_PROBLEM STATEMENT_
Pick out every line with the word "frac" and copy it.

|---|

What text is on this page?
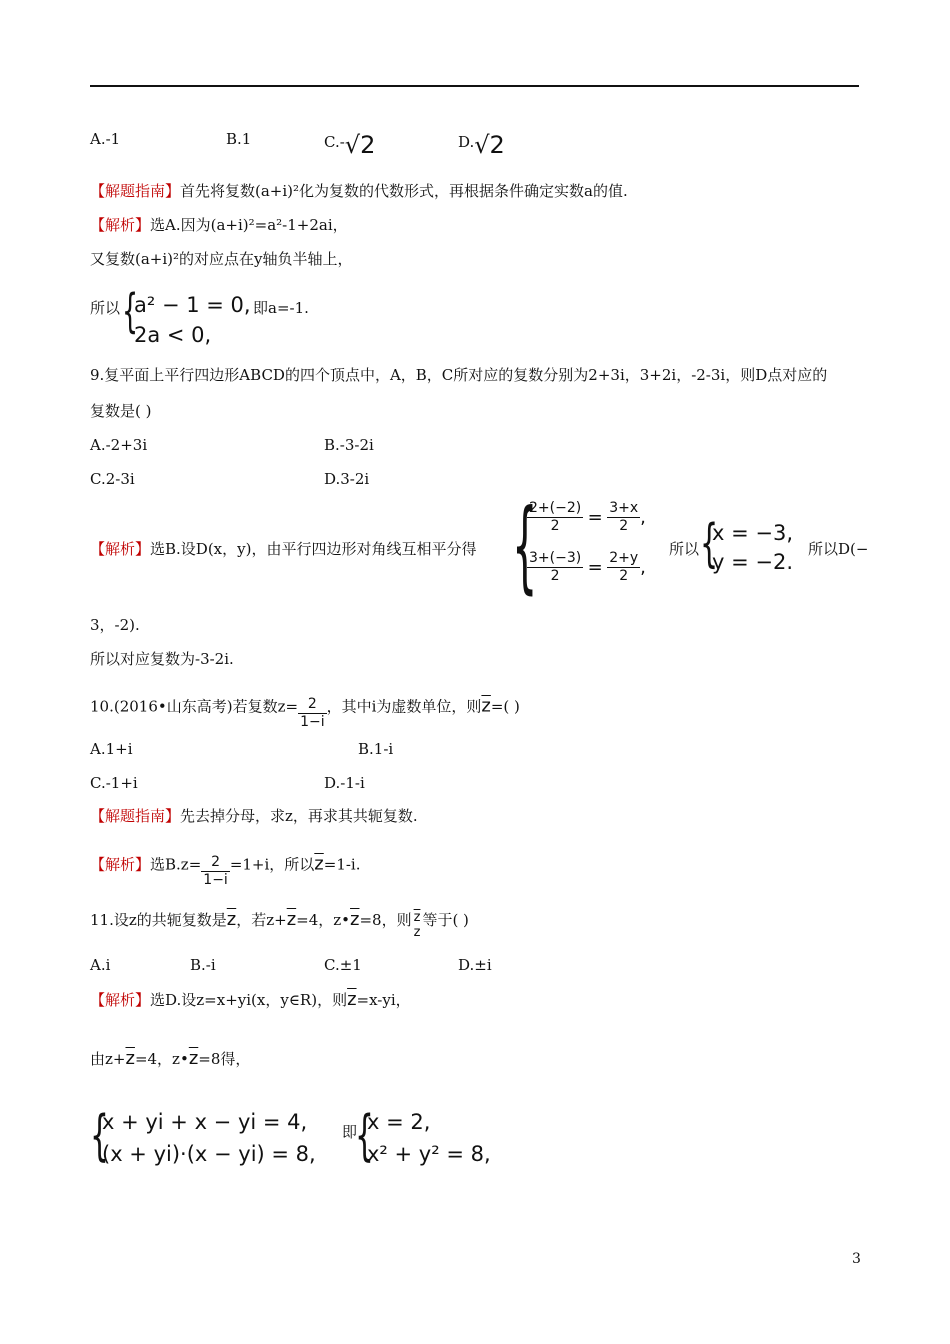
A.-1	B.1	C.-√2	D.√2
【解题指南】首先将复数(a+i)²化为复数的代数形式，再根据条件确定实数a的值.
【解析】选A.因为(a+i)²=a²-1+2ai，
又复数(a+i)²的对应点在y轴负半轴上，
所以 {
a² − 1 = 0,
2a < 0,
即a=-1.
9.复平面上平行四边形ABCD的四个顶点中，A，B，C所对应的复数分别为2+3i，3+2i，-2-3i，则D点对应的
复数是( )
A.-2+3i	B.-3-2i
C.2-3i	D.3-2i
【解析】选B.设D(x，y)，由平行四边形对角线互相平分得 {
$\frac{2+(-2)}{2} = \frac{3+x}{2}$ ,
$\frac{3+(-3)}{2} = \frac{2+y}{2}$ ,
所以 {
x = −3,
y = −2.
所以D(−
3，-2).
所以对应复数为-3-2i.
10.(2016•山东高考)若复数$z= \frac{2}{1-i}$ ，其中i为虚数单位，则$\overline{z}=$( )
A.1+i	B.1-i
C.-1+i	D.-1-i
【解题指南】先去掉分母，求z，再求其共轭复数.
【解析】选$B.z= \frac{2}{1-i} =1+i$，所以$\overline{z}=1-i$.
11.设z的共轭复数是$\overline{z}$，若$z+\overline{z}=4$，$z•\overline{z}=8$，则 $\overline{z}$
z
等于( )
A.i	B.-i	C.±1	D.±i
【解析】选D.设z=x+yi(x，y∈R)，则$\overline{z}=x-yi$，
由$z+\overline{z}=4$，$z•\overline{z}=8$得，
{
x + yi + x − yi = 4,
(x + yi)·(x − yi) = 8,
即
{
x = 2,
x² + y² = 8,
3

|---|

_SOLUTION BELOW_
$\frac{2+(-2)}{2} = \frac{3+x}{2}$ ,
$\frac{3+(-3)}{2} = \frac{2+y}{2}$ ,
10.(2016•山东高考)若复数$z= \frac{2}{1-i}$ ，其中i为虚数单位，则$\overline{z}=$( )
【解析】选$B.z= \frac{2}{1-i} =1+i$，所以$\overline{z}=1-i$.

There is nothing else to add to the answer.